- **WHAT THE TASK ASKS**
From the entries below, copy every line where the string "title" appears.

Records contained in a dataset
○ ○ ○ ○ ○
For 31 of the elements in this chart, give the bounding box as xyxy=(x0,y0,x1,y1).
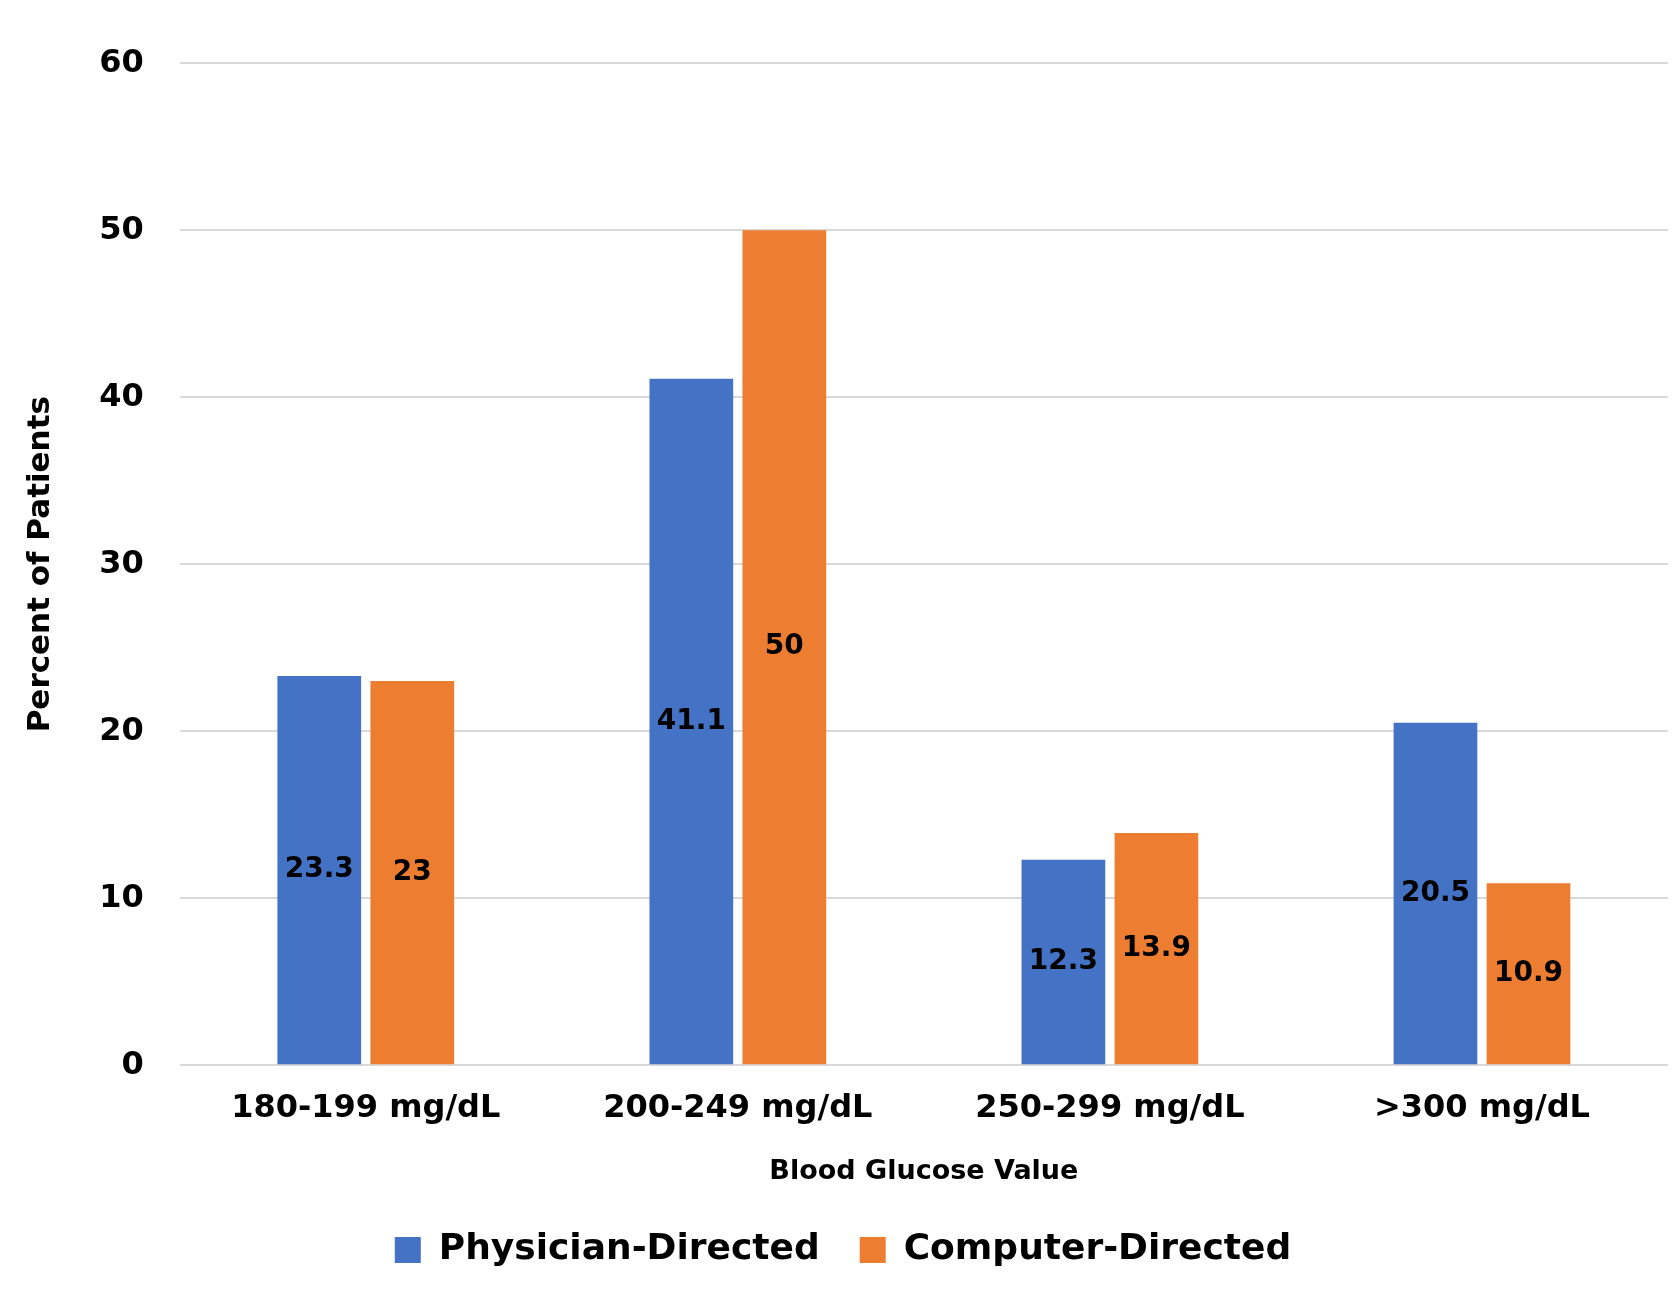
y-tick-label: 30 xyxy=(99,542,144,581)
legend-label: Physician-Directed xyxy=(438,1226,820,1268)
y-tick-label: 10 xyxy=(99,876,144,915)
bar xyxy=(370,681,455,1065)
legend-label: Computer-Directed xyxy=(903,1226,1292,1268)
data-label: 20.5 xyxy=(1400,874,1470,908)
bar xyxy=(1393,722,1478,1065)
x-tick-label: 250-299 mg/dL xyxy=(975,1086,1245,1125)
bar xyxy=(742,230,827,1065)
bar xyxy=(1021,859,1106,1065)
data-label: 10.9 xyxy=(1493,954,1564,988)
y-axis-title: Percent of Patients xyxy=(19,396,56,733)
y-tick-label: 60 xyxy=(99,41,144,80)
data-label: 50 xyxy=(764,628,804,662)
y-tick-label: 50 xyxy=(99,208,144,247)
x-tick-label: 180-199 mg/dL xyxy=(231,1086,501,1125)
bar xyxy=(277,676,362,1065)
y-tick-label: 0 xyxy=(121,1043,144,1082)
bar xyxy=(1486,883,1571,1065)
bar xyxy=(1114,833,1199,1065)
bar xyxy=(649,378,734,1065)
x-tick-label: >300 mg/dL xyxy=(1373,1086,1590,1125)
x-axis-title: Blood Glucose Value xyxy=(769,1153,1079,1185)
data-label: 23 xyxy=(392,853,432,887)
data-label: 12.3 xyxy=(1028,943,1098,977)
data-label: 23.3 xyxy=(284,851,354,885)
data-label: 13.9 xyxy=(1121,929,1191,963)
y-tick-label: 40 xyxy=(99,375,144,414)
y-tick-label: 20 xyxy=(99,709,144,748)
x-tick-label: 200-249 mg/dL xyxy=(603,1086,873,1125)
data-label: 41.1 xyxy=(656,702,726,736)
○ ○ ○ ○ ○
- **OUTPUT OF THE EXERCISE**
y-axis-title: Percent of Patients xyxy=(19,396,56,733)
x-axis-title: Blood Glucose Value xyxy=(769,1153,1079,1185)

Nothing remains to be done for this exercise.